- What to produce -
Work out how many lines in the entries contain the string "into", and give nothing but that number.

(Figure dataset records)
▼

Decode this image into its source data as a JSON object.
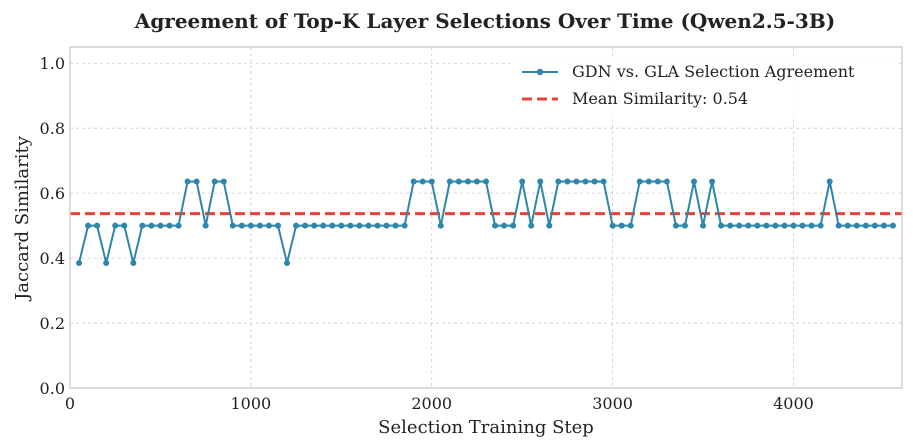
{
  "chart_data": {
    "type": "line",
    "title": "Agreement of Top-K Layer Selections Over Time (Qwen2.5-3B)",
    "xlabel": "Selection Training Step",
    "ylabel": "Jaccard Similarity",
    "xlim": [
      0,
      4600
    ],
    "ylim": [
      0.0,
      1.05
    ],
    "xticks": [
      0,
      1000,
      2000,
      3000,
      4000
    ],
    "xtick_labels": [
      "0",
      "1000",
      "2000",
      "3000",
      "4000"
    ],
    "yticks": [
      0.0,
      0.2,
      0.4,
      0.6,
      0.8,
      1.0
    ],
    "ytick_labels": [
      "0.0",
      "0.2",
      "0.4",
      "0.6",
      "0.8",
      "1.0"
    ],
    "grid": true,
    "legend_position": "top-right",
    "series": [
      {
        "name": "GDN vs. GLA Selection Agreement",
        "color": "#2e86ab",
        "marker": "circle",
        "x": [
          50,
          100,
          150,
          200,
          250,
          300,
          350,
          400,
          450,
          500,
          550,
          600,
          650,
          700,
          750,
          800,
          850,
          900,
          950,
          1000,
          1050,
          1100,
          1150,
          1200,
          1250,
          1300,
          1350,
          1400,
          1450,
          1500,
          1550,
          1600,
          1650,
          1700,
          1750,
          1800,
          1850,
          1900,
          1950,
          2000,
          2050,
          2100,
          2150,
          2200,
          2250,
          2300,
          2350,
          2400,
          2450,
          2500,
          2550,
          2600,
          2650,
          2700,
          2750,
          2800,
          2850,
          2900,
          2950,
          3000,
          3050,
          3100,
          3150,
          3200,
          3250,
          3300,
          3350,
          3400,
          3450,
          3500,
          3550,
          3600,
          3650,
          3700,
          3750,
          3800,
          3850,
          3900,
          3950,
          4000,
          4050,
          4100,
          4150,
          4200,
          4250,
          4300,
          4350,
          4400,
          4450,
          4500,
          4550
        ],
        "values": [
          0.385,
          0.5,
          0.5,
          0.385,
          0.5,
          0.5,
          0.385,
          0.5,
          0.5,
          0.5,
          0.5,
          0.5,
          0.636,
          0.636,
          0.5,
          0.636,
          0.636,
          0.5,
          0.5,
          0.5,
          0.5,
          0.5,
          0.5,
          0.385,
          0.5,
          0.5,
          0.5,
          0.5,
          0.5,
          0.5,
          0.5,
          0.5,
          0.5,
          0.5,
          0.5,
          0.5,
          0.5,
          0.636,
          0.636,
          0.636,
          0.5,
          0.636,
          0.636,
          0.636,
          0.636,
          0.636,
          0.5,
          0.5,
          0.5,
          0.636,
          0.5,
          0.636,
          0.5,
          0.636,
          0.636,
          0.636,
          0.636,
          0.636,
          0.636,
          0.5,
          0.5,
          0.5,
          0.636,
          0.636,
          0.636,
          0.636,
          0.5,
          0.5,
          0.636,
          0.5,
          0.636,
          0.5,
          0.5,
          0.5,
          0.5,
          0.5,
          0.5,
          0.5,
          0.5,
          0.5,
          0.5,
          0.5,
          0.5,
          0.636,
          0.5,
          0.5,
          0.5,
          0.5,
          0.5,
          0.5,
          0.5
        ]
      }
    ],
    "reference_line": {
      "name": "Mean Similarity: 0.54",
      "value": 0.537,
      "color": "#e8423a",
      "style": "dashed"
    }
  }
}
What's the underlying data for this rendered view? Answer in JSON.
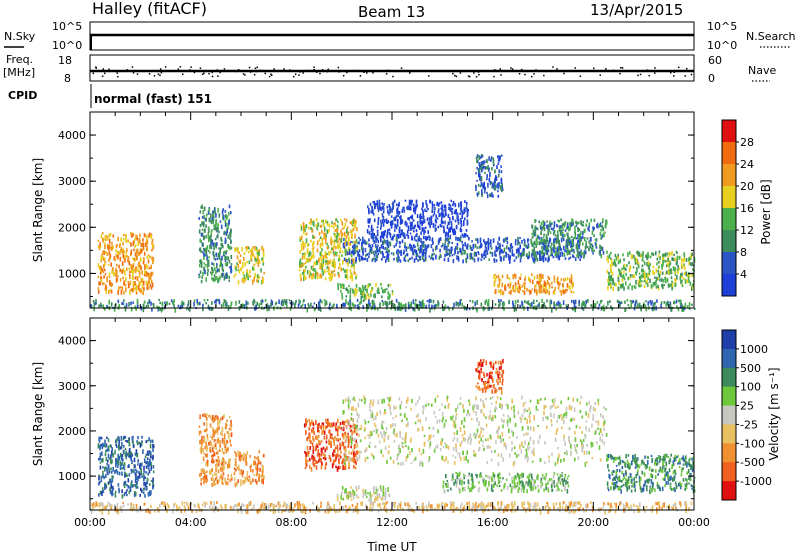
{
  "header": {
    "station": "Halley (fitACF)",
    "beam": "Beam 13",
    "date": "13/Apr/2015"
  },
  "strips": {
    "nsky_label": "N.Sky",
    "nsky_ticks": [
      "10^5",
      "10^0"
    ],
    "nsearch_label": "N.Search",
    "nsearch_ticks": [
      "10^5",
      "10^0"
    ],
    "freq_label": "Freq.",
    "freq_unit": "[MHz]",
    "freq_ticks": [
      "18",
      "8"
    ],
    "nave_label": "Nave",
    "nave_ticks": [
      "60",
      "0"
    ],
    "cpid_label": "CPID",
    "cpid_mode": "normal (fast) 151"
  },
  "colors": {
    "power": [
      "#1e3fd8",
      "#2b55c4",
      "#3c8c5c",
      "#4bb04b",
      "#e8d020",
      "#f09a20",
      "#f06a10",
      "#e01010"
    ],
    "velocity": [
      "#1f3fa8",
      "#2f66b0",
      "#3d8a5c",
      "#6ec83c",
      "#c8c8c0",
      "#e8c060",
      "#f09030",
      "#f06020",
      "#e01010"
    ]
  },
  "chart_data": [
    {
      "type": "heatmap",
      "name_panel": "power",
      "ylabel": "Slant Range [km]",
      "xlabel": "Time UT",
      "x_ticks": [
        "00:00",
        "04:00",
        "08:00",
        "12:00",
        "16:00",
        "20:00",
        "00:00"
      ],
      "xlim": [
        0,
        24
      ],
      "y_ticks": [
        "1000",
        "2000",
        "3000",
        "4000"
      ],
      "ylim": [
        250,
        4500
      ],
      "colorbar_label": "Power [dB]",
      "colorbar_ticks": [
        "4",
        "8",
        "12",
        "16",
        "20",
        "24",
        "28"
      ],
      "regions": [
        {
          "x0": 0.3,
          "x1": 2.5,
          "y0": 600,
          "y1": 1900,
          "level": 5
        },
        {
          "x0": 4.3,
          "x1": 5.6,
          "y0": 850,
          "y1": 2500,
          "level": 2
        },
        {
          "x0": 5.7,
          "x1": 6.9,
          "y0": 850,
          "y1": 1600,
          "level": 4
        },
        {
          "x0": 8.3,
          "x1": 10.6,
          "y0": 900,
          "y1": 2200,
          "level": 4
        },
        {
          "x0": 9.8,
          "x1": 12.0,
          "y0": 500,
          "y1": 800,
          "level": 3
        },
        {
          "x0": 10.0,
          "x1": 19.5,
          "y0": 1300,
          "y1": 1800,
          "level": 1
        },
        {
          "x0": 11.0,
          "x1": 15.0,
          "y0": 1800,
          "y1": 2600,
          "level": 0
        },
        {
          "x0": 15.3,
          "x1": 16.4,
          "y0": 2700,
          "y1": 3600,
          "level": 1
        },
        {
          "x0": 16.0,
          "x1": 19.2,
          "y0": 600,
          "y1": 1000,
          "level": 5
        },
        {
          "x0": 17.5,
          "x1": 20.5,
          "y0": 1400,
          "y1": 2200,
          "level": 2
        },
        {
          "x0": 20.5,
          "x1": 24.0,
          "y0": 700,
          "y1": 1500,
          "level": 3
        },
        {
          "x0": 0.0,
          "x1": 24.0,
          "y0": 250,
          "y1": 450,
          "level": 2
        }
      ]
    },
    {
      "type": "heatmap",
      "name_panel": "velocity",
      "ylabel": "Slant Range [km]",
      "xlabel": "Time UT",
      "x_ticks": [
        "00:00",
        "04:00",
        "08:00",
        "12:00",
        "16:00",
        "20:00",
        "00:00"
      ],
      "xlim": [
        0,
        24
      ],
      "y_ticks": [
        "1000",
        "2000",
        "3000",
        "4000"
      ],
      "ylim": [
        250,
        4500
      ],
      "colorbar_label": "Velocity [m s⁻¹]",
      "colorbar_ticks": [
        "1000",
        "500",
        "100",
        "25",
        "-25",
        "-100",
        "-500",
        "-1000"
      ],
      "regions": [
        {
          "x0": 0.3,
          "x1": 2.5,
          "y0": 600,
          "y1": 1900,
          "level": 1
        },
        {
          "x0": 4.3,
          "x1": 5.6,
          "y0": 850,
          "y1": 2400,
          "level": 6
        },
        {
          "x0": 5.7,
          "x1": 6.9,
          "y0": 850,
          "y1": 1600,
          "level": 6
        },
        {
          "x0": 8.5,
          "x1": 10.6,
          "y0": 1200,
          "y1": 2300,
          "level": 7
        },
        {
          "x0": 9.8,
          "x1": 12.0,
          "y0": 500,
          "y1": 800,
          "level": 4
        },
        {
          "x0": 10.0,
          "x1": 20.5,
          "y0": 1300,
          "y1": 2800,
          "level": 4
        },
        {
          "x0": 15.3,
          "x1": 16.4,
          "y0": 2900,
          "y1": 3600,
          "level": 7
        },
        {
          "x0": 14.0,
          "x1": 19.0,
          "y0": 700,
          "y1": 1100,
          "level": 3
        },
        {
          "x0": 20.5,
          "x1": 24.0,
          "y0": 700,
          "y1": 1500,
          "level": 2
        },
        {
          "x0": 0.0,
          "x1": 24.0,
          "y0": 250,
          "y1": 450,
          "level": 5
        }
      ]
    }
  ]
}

▲
▼

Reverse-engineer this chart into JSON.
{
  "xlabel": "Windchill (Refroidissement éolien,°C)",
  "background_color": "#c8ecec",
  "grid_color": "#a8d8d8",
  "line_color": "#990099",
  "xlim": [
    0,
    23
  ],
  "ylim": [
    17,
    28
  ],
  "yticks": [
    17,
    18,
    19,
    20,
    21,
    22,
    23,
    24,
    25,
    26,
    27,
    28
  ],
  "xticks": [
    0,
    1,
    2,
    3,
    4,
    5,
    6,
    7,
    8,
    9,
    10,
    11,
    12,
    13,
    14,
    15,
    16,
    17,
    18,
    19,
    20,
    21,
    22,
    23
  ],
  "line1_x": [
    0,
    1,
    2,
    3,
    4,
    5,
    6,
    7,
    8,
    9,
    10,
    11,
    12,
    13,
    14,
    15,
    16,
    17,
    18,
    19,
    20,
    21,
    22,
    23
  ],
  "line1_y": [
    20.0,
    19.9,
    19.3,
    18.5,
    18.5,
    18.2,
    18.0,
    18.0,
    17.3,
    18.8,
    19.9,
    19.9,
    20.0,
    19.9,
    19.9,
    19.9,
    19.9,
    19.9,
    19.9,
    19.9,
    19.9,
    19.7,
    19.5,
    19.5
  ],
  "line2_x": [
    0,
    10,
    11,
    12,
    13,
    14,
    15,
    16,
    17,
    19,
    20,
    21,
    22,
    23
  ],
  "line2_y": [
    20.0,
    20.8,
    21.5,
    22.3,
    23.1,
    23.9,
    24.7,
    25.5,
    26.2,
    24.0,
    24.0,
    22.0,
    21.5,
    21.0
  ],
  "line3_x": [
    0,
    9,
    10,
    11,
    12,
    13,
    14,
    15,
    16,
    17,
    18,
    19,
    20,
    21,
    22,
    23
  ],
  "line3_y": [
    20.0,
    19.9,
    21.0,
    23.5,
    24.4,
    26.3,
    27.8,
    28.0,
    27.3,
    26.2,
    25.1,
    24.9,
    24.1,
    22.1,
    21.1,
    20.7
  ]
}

▲
▼

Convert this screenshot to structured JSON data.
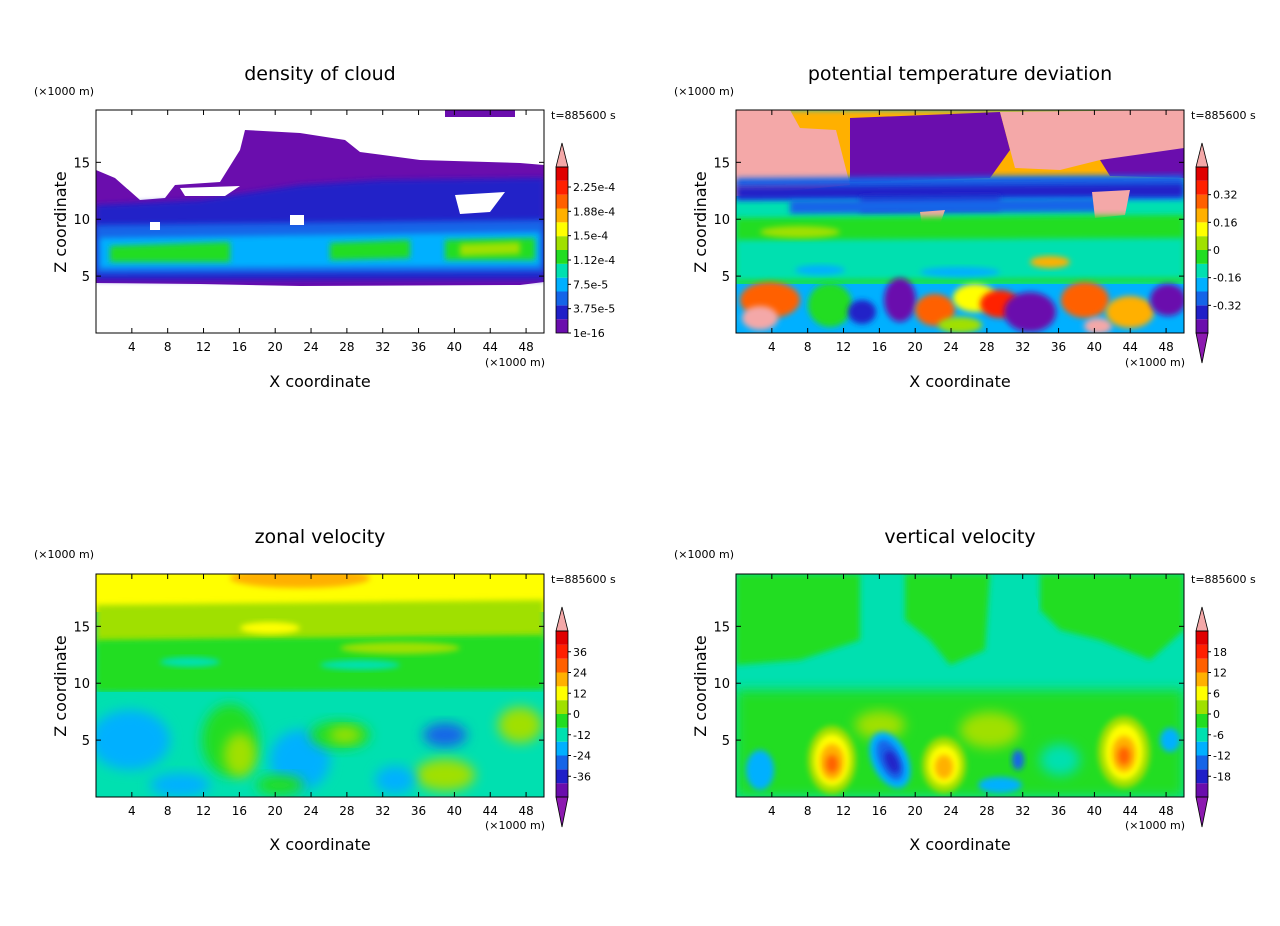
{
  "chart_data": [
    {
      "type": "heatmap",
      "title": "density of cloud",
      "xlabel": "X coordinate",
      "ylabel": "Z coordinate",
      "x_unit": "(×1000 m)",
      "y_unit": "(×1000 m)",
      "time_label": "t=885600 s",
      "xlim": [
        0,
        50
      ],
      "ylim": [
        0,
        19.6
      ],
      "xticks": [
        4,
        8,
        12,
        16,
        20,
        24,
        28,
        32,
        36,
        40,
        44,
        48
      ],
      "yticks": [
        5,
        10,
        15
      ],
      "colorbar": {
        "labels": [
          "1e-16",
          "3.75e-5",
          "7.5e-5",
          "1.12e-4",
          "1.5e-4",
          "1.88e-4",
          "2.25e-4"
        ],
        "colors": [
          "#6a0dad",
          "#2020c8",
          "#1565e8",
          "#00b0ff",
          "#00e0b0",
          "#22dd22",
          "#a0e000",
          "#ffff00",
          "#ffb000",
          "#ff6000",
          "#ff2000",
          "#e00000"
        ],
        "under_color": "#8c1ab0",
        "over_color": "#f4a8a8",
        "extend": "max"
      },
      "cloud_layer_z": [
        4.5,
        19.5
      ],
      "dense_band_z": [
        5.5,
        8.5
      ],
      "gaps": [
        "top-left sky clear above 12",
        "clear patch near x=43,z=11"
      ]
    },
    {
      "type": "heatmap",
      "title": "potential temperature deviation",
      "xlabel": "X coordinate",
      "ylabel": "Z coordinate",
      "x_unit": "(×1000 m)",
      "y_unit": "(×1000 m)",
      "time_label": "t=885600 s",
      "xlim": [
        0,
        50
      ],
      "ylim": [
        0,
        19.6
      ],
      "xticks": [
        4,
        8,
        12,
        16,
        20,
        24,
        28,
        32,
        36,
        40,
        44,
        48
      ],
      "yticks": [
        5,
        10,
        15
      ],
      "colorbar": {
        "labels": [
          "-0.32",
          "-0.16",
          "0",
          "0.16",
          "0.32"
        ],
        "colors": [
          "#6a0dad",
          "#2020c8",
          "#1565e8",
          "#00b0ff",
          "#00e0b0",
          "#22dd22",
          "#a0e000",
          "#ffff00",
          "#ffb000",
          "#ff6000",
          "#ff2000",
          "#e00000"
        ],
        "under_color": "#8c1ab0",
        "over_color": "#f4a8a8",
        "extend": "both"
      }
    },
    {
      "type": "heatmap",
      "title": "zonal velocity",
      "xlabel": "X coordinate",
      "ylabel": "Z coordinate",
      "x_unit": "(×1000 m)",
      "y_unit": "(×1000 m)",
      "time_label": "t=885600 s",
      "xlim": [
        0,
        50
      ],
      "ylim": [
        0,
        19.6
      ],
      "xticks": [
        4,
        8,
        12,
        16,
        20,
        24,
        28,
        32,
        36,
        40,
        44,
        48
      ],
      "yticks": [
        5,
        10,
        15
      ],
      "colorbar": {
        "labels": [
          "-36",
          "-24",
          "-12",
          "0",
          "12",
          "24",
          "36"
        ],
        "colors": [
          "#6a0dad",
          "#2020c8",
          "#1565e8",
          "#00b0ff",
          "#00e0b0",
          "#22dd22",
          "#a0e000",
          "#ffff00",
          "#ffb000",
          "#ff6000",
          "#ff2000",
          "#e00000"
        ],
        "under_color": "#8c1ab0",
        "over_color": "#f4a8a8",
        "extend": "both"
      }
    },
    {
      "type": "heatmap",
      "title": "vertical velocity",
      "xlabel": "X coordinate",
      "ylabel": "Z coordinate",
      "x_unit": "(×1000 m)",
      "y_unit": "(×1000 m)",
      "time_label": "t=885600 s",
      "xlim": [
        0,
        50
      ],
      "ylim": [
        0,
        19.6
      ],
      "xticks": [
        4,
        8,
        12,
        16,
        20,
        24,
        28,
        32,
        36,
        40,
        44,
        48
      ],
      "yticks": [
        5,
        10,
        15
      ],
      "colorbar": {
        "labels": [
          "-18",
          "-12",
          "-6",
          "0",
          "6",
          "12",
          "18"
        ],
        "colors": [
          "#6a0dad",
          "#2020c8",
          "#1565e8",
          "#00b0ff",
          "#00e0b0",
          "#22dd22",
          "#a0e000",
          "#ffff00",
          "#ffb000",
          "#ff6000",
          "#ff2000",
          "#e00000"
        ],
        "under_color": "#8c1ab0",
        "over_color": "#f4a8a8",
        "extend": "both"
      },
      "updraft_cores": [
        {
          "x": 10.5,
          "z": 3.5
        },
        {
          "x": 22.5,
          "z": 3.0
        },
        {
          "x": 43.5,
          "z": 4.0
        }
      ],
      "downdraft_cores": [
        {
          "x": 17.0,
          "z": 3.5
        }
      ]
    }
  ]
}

▲

- Output of the exercise -
2